Problem statement -
Locate each line holding the string "values" and copy it.

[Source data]

********

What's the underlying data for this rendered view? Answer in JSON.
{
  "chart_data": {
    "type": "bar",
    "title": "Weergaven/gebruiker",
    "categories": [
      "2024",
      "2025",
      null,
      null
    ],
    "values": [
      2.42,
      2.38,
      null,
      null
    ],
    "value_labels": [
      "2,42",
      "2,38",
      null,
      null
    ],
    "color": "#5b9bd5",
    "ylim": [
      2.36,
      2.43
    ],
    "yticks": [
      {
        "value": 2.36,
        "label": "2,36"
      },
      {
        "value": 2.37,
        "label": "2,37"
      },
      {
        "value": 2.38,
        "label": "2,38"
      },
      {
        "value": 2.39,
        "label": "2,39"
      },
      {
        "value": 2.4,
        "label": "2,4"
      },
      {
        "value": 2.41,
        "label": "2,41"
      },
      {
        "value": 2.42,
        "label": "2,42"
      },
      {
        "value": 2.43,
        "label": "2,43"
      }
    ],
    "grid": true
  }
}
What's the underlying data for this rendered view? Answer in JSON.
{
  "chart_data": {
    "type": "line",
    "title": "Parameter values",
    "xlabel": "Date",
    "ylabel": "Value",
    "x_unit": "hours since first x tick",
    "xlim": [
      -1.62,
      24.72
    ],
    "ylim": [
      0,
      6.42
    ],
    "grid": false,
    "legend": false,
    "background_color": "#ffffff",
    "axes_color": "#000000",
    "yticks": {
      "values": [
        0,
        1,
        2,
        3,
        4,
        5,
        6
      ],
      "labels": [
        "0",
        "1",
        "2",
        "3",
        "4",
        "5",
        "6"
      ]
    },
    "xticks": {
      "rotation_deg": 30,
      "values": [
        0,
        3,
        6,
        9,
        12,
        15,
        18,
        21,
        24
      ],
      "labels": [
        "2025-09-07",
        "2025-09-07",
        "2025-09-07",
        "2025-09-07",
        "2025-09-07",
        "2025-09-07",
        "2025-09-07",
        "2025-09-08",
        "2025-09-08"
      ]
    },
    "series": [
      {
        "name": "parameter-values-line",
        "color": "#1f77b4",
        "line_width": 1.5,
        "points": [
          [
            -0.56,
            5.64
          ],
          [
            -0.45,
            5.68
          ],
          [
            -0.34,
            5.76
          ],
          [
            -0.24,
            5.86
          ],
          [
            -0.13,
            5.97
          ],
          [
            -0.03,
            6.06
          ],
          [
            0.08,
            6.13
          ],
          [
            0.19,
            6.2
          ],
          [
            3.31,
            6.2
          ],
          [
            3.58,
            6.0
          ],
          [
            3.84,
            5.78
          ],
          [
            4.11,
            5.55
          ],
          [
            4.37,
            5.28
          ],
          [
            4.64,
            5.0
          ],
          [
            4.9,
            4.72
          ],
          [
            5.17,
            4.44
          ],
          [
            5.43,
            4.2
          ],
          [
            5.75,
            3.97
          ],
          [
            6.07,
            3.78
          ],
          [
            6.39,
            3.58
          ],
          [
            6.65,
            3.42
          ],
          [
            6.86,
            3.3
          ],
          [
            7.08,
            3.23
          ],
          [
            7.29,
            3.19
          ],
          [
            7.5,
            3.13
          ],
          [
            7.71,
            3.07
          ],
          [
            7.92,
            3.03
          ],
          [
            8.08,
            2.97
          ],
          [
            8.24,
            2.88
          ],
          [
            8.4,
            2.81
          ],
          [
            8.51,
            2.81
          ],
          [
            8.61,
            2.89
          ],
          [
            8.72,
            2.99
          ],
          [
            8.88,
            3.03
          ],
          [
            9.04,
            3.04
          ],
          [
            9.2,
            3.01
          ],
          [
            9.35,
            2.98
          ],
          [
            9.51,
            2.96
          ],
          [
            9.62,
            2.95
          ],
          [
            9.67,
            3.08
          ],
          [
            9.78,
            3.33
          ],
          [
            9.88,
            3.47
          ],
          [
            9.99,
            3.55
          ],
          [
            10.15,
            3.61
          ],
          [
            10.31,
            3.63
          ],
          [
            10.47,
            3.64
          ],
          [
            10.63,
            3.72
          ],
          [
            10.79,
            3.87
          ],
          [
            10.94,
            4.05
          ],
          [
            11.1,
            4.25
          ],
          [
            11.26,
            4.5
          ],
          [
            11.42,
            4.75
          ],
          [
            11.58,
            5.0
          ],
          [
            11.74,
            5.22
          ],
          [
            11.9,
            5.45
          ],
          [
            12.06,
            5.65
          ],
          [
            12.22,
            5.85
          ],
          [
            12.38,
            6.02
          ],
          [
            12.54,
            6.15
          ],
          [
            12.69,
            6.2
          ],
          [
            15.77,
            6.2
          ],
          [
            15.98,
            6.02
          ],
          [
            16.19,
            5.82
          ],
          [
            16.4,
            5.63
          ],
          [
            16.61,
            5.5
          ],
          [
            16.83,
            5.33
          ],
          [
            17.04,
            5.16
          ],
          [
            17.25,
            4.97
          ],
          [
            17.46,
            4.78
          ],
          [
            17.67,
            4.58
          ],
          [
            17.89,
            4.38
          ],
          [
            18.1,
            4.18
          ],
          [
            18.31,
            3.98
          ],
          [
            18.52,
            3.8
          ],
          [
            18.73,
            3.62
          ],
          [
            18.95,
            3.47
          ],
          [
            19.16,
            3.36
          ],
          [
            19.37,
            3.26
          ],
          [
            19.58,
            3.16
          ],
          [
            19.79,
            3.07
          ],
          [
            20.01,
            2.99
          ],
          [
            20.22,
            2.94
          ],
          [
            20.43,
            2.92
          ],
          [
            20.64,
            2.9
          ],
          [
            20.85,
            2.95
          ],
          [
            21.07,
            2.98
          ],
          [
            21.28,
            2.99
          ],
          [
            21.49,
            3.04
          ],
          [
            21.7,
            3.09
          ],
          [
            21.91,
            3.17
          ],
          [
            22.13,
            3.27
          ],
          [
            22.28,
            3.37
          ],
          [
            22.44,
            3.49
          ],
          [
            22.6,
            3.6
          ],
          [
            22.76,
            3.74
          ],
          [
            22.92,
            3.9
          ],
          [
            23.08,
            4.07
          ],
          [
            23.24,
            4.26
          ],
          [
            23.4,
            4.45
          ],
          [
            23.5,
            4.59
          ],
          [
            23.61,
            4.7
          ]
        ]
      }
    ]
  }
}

********

Solved problem -
    "values": [
    "title": "Parameter values",
      "values": [
      "values": [
        "name": "parameter-values-line",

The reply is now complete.